Task objective: Repeat each line exactly, leaving nothing out.

[Saved entries]
⁂

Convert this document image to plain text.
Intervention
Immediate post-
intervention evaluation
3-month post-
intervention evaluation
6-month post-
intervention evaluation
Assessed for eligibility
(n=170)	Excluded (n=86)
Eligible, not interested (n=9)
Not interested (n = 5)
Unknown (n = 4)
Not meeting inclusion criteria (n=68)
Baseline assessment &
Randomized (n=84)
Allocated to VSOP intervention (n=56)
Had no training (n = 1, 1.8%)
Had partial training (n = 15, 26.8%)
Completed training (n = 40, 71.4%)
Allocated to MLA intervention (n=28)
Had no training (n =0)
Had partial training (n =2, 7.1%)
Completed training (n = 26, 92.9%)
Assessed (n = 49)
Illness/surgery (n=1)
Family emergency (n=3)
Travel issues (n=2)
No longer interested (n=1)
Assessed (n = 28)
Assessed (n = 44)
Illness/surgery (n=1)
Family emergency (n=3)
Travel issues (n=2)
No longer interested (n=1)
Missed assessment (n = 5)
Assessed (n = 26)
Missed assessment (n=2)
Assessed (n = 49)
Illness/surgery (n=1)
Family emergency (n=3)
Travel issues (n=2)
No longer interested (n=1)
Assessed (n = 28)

⁂

Exercise result:
Convert this document image to plain text.
Intervention
Immediate post-
intervention evaluation
3-month post-
intervention evaluation
6-month post-
intervention evaluation
Assessed for eligibility
(n=170)	Excluded (n=86)
Eligible, not interested (n=9)
Not interested (n = 5)
Unknown (n = 4)
Not meeting inclusion criteria (n=68)
Baseline assessment &
Randomized (n=84)
Allocated to VSOP intervention (n=56)
Had no training (n = 1, 1.8%)
Had partial training (n = 15, 26.8%)
Completed training (n = 40, 71.4%)
Allocated to MLA intervention (n=28)
Had no training (n =0)
Had partial training (n =2, 7.1%)
Completed training (n = 26, 92.9%)
Assessed (n = 49)
Illness/surgery (n=1)
Family emergency (n=3)
Travel issues (n=2)
No longer interested (n=1)
Assessed (n = 28)
Assessed (n = 44)
Illness/surgery (n=1)
Family emergency (n=3)
Travel issues (n=2)
No longer interested (n=1)
Missed assessment (n = 5)
Assessed (n = 26)
Missed assessment (n=2)
Assessed (n = 49)
Illness/surgery (n=1)
Family emergency (n=3)
Travel issues (n=2)
No longer interested (n=1)
Assessed (n = 28)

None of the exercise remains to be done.